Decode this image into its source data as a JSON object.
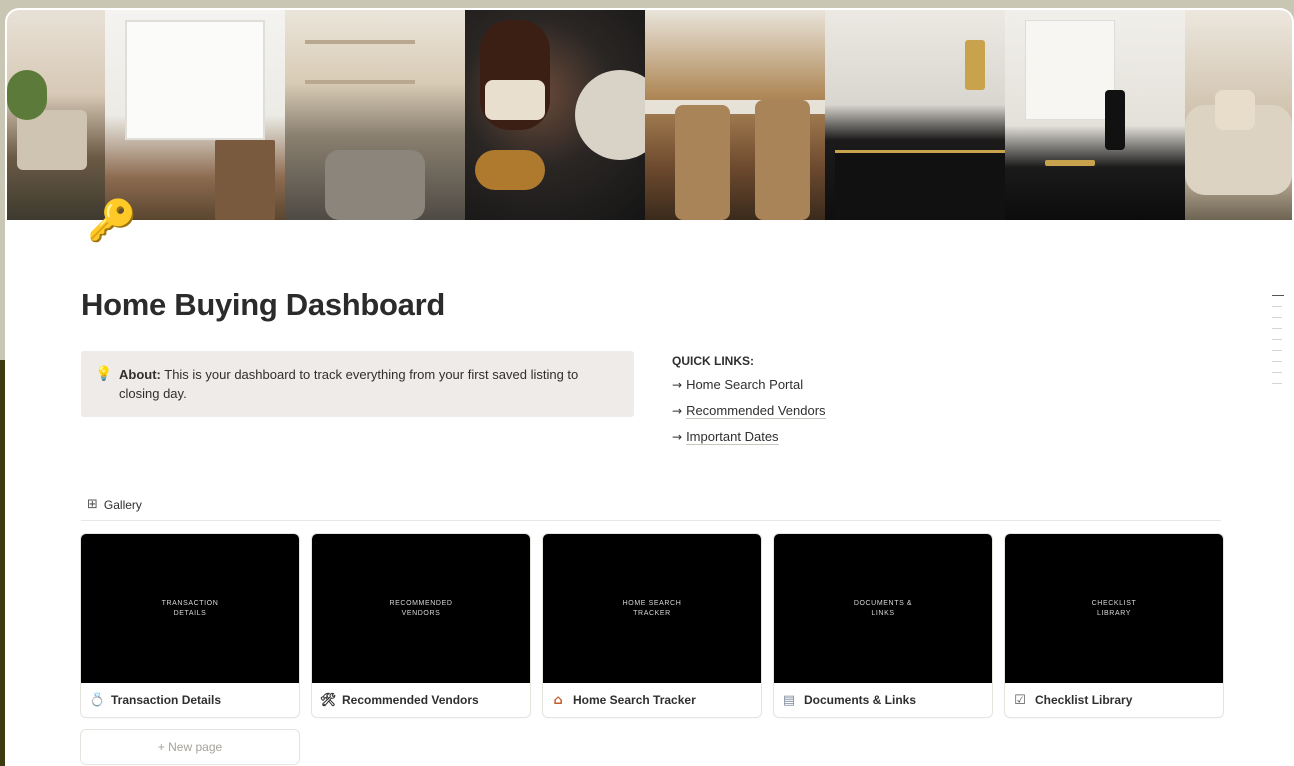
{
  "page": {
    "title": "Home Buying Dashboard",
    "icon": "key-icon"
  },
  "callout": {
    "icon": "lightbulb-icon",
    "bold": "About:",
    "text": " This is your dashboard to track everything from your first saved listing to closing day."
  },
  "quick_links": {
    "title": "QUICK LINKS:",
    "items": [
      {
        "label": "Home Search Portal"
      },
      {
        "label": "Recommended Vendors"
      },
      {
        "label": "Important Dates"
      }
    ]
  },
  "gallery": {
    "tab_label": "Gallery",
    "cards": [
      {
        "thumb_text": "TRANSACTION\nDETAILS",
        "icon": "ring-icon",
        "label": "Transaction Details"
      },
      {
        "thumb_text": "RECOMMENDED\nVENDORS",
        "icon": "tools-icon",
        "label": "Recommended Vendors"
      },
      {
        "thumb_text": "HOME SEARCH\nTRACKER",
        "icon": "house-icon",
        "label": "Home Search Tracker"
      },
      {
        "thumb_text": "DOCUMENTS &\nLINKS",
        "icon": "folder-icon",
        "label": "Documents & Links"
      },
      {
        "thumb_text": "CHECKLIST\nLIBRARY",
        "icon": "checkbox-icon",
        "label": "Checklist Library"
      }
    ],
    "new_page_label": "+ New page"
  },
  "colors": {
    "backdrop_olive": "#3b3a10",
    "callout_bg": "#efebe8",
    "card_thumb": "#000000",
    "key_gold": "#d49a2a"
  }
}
-*-*-
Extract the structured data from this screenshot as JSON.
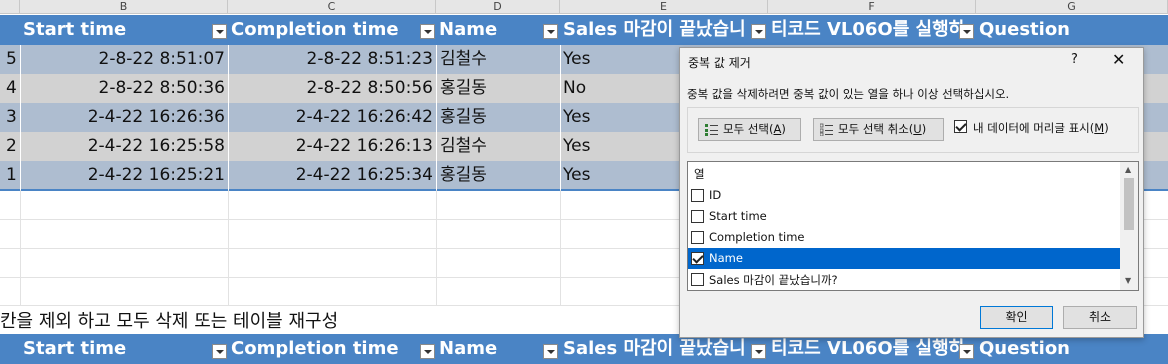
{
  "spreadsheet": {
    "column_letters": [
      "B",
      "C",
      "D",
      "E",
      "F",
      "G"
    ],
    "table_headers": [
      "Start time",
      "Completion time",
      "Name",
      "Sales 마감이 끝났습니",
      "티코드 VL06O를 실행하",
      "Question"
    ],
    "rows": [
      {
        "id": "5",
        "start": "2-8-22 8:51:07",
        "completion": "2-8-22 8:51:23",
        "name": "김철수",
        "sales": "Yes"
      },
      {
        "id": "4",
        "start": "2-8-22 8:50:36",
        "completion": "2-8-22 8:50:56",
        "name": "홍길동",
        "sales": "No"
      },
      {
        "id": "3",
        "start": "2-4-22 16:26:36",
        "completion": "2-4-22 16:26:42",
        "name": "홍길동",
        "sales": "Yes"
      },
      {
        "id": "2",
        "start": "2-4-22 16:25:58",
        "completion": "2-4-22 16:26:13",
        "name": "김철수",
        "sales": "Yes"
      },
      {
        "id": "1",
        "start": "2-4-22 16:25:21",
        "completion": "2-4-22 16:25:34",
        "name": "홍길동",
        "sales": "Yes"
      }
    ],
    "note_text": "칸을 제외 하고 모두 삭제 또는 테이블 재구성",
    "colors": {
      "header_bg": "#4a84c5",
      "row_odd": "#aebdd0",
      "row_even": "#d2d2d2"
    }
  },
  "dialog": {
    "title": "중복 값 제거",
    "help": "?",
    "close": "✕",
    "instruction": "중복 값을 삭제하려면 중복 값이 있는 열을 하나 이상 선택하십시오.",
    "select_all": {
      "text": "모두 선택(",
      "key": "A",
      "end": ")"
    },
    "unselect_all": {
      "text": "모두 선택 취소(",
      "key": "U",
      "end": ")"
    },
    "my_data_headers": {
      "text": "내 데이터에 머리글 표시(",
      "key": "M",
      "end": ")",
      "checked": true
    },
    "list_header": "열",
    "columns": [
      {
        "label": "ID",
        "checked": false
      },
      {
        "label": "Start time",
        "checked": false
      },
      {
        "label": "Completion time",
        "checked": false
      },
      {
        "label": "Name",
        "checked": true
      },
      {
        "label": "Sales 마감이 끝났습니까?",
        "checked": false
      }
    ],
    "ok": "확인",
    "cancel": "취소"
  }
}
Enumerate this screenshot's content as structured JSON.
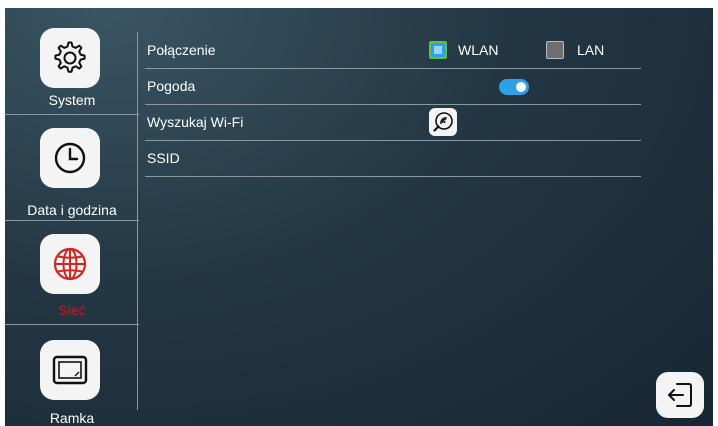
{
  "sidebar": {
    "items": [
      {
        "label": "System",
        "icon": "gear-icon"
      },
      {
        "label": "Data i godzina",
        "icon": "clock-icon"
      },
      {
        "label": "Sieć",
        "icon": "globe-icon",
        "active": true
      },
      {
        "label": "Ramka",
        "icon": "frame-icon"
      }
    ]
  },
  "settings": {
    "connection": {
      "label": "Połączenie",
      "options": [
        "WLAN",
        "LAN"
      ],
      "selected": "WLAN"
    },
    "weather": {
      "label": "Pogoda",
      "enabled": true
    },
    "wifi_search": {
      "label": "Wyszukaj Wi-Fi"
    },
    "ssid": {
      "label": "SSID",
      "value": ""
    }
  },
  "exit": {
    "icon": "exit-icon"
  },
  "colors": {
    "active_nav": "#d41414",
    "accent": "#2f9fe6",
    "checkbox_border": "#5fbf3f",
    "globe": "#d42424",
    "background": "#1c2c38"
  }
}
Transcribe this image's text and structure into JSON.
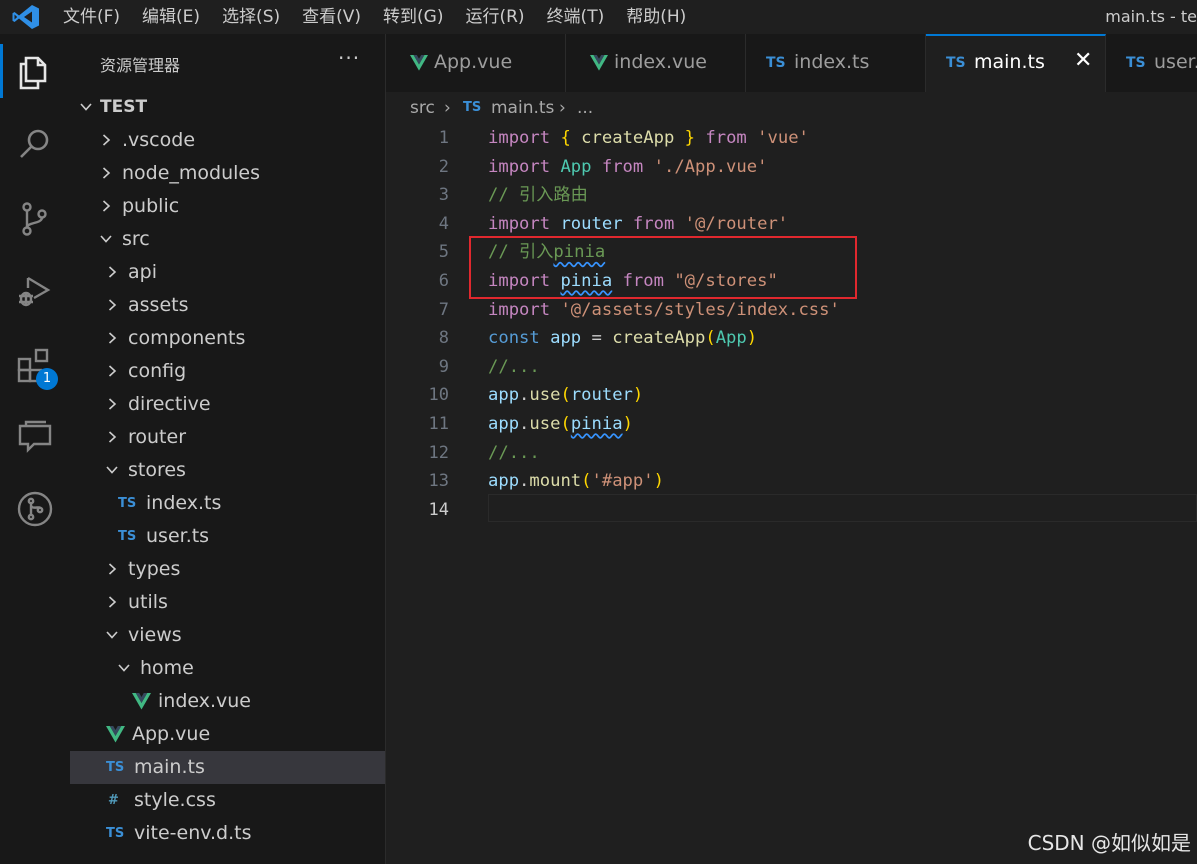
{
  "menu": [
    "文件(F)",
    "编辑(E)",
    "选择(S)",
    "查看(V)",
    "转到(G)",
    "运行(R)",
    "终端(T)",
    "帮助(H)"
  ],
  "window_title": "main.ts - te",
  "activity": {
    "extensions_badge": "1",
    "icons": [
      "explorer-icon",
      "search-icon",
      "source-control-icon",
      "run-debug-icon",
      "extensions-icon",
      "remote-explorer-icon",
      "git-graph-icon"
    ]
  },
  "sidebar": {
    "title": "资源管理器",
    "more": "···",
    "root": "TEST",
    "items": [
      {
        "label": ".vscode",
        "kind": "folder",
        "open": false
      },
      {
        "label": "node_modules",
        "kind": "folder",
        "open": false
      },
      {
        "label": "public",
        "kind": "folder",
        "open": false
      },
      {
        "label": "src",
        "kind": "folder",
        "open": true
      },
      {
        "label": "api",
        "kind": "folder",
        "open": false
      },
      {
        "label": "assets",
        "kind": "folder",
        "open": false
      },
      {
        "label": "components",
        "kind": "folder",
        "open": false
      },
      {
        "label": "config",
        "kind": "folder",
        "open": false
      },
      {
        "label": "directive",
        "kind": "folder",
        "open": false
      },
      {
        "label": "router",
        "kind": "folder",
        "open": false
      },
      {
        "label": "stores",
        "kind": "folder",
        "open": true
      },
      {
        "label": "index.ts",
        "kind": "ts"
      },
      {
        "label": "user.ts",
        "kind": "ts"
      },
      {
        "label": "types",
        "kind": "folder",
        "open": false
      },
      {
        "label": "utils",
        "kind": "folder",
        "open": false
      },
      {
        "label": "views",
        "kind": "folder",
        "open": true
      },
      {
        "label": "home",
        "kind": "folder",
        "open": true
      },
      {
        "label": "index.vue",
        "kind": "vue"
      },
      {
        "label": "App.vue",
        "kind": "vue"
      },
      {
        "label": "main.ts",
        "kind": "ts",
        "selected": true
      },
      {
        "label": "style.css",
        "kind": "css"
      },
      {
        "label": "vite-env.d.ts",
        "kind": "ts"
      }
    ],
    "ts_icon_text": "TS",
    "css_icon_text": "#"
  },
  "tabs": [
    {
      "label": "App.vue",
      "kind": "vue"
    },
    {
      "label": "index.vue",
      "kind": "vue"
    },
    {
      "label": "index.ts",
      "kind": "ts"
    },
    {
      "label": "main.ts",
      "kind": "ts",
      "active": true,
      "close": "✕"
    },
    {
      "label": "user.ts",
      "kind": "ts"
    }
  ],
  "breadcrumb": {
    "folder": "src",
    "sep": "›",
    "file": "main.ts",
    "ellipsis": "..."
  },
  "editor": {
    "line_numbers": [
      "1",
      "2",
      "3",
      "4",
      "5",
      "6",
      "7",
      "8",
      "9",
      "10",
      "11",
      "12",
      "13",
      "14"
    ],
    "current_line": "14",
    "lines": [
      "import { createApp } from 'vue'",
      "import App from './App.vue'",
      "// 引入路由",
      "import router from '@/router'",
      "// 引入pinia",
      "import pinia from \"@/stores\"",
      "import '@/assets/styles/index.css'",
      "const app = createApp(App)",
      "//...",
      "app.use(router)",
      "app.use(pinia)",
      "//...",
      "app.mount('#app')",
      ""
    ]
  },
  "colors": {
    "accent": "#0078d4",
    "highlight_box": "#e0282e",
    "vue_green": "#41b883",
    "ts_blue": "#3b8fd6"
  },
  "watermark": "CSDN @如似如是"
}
-*-*-
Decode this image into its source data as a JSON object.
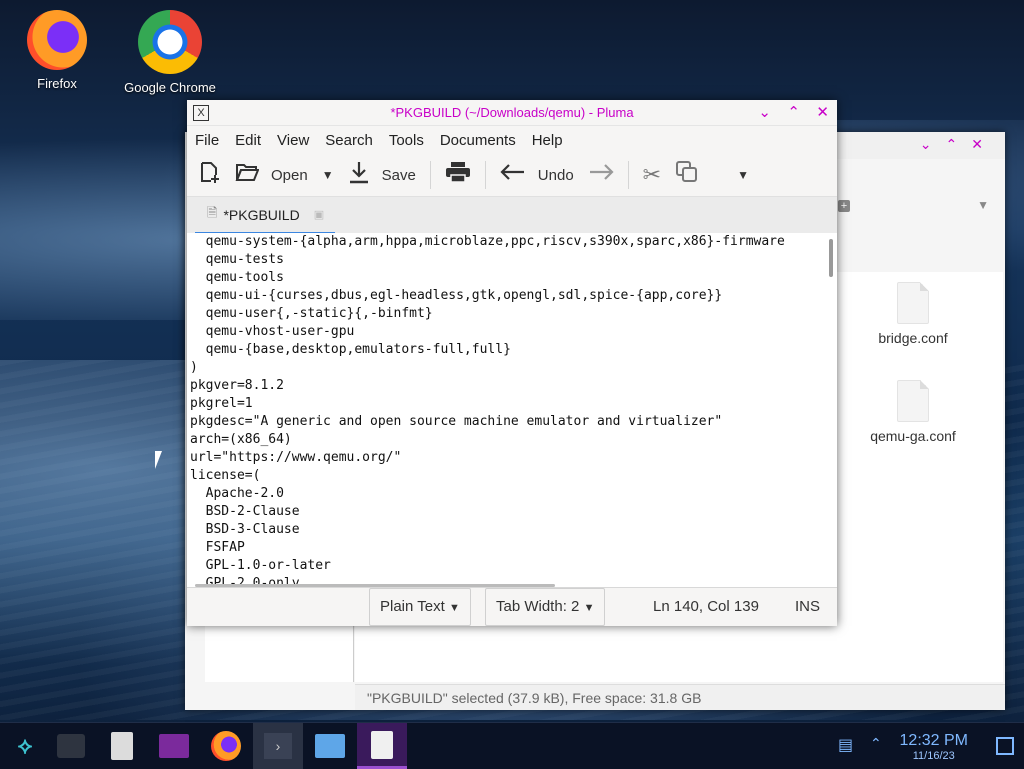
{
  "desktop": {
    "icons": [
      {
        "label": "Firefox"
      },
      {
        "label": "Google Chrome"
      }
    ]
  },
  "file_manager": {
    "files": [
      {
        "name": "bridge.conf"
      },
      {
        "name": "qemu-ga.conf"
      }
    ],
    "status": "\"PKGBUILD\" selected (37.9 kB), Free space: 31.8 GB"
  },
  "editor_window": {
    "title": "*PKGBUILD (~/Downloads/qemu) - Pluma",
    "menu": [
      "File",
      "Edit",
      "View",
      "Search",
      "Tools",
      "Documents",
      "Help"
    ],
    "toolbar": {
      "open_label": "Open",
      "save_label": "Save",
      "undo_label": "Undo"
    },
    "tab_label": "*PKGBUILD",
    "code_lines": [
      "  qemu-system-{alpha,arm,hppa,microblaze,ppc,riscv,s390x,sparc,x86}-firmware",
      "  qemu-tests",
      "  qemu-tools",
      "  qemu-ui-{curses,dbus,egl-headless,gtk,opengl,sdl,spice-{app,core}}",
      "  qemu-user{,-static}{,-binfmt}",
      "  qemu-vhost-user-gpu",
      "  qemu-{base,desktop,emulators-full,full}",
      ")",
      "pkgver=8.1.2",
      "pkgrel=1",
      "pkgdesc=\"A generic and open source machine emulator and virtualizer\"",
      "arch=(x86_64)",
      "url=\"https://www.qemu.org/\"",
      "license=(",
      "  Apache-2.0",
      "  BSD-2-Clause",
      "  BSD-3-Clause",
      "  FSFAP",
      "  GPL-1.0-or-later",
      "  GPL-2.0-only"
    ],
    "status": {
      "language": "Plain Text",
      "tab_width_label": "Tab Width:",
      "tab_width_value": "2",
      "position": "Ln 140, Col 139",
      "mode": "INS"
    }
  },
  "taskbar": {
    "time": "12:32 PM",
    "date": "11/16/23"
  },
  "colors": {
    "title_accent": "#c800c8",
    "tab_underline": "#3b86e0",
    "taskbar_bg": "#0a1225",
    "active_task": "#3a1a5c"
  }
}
-*-*-
Instructions to follow:
Locate the word "selected" in the records above, and return each line that has it.

Solution for this problem:
      "selected": "WLAN"
        "selected": true
    "status": "\"PKGBUILD\" selected (37.9 kB), Free space: 31.8 GB"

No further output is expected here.